— start Records supplied —

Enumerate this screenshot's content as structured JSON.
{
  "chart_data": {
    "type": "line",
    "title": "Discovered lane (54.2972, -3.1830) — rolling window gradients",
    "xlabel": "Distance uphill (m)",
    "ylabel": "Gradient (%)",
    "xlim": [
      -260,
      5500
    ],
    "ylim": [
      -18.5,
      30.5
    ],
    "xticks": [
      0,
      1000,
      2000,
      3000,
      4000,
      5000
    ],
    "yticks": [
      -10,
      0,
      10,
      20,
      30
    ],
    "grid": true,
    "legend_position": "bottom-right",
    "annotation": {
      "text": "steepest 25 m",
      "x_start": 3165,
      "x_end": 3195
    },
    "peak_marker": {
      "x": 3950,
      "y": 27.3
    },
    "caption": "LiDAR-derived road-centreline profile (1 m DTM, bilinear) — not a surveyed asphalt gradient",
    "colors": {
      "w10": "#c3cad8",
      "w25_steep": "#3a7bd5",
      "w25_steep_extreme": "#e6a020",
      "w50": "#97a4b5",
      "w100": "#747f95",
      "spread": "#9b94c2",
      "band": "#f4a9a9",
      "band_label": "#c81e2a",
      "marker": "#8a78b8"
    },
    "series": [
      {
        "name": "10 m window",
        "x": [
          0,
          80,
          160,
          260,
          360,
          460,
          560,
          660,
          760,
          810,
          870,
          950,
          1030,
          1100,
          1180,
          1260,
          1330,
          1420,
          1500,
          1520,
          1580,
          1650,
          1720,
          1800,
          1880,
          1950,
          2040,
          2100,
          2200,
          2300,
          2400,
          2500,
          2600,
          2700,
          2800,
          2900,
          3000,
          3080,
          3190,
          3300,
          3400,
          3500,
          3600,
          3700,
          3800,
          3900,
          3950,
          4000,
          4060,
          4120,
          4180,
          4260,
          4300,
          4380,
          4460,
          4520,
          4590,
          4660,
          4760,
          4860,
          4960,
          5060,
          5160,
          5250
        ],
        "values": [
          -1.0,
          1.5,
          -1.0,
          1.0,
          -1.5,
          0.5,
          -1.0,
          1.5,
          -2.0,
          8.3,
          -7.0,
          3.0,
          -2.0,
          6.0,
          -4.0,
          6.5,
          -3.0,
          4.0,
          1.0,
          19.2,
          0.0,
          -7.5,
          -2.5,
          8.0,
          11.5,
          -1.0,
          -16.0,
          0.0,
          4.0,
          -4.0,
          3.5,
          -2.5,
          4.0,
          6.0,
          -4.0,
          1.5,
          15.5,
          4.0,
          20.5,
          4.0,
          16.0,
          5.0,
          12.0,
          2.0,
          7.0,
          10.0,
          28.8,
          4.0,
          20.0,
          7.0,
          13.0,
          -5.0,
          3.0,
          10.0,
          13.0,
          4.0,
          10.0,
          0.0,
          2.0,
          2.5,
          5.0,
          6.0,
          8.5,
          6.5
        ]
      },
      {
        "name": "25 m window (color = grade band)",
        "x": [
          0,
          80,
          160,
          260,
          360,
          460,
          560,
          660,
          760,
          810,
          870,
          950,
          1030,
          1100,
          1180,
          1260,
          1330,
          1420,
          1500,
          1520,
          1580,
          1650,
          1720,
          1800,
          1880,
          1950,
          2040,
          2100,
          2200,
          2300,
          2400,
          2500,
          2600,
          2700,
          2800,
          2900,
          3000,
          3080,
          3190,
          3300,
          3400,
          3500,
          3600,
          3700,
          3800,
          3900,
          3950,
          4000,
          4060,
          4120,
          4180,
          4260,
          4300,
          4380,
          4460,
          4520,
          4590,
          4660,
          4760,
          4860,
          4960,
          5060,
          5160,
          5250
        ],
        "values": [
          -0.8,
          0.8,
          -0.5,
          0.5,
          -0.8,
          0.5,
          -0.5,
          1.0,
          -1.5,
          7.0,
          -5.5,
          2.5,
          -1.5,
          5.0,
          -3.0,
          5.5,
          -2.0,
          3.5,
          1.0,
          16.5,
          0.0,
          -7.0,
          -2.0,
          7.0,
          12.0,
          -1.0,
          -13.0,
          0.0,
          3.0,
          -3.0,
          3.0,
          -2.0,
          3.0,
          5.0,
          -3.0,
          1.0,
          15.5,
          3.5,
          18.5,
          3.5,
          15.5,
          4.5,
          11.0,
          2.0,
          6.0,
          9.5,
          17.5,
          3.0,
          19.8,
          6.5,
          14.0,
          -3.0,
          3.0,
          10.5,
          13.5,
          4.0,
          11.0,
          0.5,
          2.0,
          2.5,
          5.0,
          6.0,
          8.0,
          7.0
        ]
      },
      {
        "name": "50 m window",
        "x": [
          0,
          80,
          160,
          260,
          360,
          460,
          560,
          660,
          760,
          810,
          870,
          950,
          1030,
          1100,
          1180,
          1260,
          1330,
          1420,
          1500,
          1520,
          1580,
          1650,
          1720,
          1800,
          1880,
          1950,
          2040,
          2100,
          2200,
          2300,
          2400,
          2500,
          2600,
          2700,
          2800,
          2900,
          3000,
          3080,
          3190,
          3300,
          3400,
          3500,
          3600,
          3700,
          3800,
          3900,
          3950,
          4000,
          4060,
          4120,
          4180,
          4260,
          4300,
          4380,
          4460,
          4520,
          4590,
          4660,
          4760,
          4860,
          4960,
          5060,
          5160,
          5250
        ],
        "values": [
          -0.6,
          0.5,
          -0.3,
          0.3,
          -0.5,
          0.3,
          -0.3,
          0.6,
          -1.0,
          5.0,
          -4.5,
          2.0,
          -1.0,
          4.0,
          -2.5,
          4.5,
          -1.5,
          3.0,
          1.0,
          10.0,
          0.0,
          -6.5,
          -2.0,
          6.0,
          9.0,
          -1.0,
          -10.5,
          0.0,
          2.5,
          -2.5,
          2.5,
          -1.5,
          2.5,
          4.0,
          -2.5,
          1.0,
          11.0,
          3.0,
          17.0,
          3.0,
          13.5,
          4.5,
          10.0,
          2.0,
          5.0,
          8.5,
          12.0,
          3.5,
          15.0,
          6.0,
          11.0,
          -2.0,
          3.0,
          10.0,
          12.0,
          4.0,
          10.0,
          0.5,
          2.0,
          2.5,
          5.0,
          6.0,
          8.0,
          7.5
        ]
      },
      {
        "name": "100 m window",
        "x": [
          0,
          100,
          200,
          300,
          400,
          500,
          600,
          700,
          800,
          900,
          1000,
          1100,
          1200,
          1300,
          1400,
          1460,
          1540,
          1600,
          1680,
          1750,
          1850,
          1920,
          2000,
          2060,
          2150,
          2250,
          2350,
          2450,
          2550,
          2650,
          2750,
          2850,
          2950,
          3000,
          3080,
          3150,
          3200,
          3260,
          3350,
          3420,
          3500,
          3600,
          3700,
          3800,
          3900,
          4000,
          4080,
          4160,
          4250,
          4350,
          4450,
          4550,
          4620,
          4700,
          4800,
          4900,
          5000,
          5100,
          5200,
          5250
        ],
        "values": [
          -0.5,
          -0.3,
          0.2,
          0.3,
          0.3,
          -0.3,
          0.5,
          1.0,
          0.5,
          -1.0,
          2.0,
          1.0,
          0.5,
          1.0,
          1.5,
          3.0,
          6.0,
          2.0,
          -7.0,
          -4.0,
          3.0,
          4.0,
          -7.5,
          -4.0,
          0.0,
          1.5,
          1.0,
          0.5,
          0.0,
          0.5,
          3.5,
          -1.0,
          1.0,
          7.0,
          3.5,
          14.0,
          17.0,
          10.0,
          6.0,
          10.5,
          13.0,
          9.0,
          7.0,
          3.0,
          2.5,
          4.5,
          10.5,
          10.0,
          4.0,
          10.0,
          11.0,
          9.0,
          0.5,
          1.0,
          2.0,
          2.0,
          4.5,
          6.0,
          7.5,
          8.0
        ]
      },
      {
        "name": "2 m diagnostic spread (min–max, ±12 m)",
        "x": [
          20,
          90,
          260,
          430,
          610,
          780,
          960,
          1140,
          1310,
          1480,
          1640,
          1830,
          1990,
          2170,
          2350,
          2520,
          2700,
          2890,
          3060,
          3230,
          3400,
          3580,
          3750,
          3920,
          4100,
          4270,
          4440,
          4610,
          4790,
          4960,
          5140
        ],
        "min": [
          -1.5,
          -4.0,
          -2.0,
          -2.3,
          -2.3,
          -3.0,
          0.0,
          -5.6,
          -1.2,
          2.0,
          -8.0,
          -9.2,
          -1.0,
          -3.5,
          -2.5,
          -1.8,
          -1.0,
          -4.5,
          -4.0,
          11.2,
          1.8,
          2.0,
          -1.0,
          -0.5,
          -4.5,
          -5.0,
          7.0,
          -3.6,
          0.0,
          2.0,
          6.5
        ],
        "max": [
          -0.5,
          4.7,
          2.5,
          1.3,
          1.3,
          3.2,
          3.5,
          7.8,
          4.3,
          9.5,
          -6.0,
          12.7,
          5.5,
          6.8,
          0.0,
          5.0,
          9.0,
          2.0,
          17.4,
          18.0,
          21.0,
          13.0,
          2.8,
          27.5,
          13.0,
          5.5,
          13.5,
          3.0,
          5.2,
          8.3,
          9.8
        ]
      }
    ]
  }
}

— end Records supplied —

**What the exercise asks**
Going through the data, tally the lines containing "name" and report only the result.

**The output**
5